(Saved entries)
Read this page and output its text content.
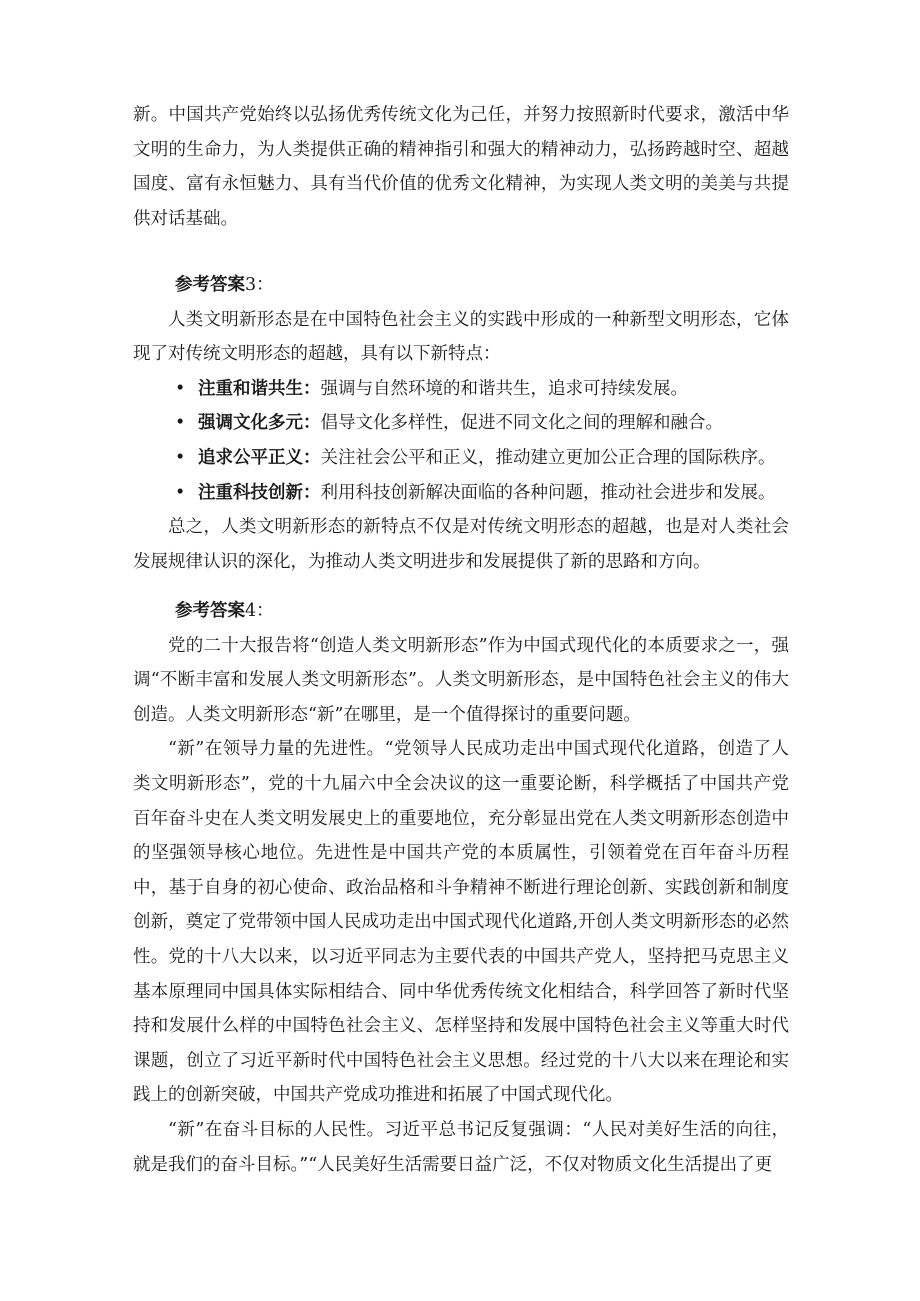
新。中国共产党始终以弘扬优秀传统文化为己任，并努力按照新时代要求，激活中华文明的生命力，为人类提供正确的精神指引和强大的精神动力，弘扬跨越时空、超越国度、富有永恒魅力、具有当代价值的优秀文化精神，为实现人类文明的美美与共提供对话基础。

参考答案3：

人类文明新形态是在中国特色社会主义的实践中形成的一种新型文明形态，它体现了对传统文明形态的超越，具有以下新特点：

• 注重和谐共生：强调与自然环境的和谐共生，追求可持续发展。
• 强调文化多元：倡导文化多样性，促进不同文化之间的理解和融合。
• 追求公平正义：关注社会公平和正义，推动建立更加公正合理的国际秩序。
• 注重科技创新：利用科技创新解决面临的各种问题，推动社会进步和发展。

总之，人类文明新形态的新特点不仅是对传统文明形态的超越，也是对人类社会发展规律认识的深化，为推动人类文明进步和发展提供了新的思路和方向。

参考答案4：

党的二十大报告将“创造人类文明新形态”作为中国式现代化的本质要求之一，强调“不断丰富和发展人类文明新形态”。人类文明新形态，是中国特色社会主义的伟大创造。人类文明新形态“新”在哪里，是一个值得探讨的重要问题。

“新”在领导力量的先进性。“党领导人民成功走出中国式现代化道路，创造了人类文明新形态”，党的十九届六中全会决议的这一重要论断，科学概括了中国共产党百年奋斗史在人类文明发展史上的重要地位，充分彰显出党在人类文明新形态创造中的坚强领导核心地位。先进性是中国共产党的本质属性，引领着党在百年奋斗历程中，基于自身的初心使命、政治品格和斗争精神不断进行理论创新、实践创新和制度创新，奠定了党带领中国人民成功走出中国式现代化道路,开创人类文明新形态的必然性。党的十八大以来，以习近平同志为主要代表的中国共产党人，坚持把马克思主义基本原理同中国具体实际相结合、同中华优秀传统文化相结合，科学回答了新时代坚持和发展什么样的中国特色社会主义、怎样坚持和发展中国特色社会主义等重大时代课题，创立了习近平新时代中国特色社会主义思想。经过党的十八大以来在理论和实践上的创新突破，中国共产党成功推进和拓展了中国式现代化。

“新”在奋斗目标的人民性。习近平总书记反复强调：“人民对美好生活的向往，就是我们的奋斗目标。”“人民美好生活需要日益广泛，不仅对物质文化生活提出了更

* **Instructions to follow**:
Transcribe every entry word for word, but omit the pictures.

* **Answer**:
Read this page and output its text content.
新。中国共产党始终以弘扬优秀传统文化为己任，并努力按照新时代要求，激活中华文明的生命力，为人类提供正确的精神指引和强大的精神动力，弘扬跨越时空、超越国度、富有永恒魅力、具有当代价值的优秀文化精神，为实现人类文明的美美与共提供对话基础。

参考答案3：

人类文明新形态是在中国特色社会主义的实践中形成的一种新型文明形态，它体现了对传统文明形态的超越，具有以下新特点：

• 注重和谐共生：强调与自然环境的和谐共生，追求可持续发展。
• 强调文化多元：倡导文化多样性，促进不同文化之间的理解和融合。
• 追求公平正义：关注社会公平和正义，推动建立更加公正合理的国际秩序。
• 注重科技创新：利用科技创新解决面临的各种问题，推动社会进步和发展。

总之，人类文明新形态的新特点不仅是对传统文明形态的超越，也是对人类社会发展规律认识的深化，为推动人类文明进步和发展提供了新的思路和方向。

参考答案4：

党的二十大报告将“创造人类文明新形态”作为中国式现代化的本质要求之一，强调“不断丰富和发展人类文明新形态”。人类文明新形态，是中国特色社会主义的伟大创造。人类文明新形态“新”在哪里，是一个值得探讨的重要问题。

“新”在领导力量的先进性。“党领导人民成功走出中国式现代化道路，创造了人类文明新形态”，党的十九届六中全会决议的这一重要论断，科学概括了中国共产党百年奋斗史在人类文明发展史上的重要地位，充分彰显出党在人类文明新形态创造中的坚强领导核心地位。先进性是中国共产党的本质属性，引领着党在百年奋斗历程中，基于自身的初心使命、政治品格和斗争精神不断进行理论创新、实践创新和制度创新，奠定了党带领中国人民成功走出中国式现代化道路,开创人类文明新形态的必然性。党的十八大以来，以习近平同志为主要代表的中国共产党人，坚持把马克思主义基本原理同中国具体实际相结合、同中华优秀传统文化相结合，科学回答了新时代坚持和发展什么样的中国特色社会主义、怎样坚持和发展中国特色社会主义等重大时代课题，创立了习近平新时代中国特色社会主义思想。经过党的十八大以来在理论和实践上的创新突破，中国共产党成功推进和拓展了中国式现代化。

“新”在奋斗目标的人民性。习近平总书记反复强调：“人民对美好生活的向往，就是我们的奋斗目标。”“人民美好生活需要日益广泛，不仅对物质文化生活提出了更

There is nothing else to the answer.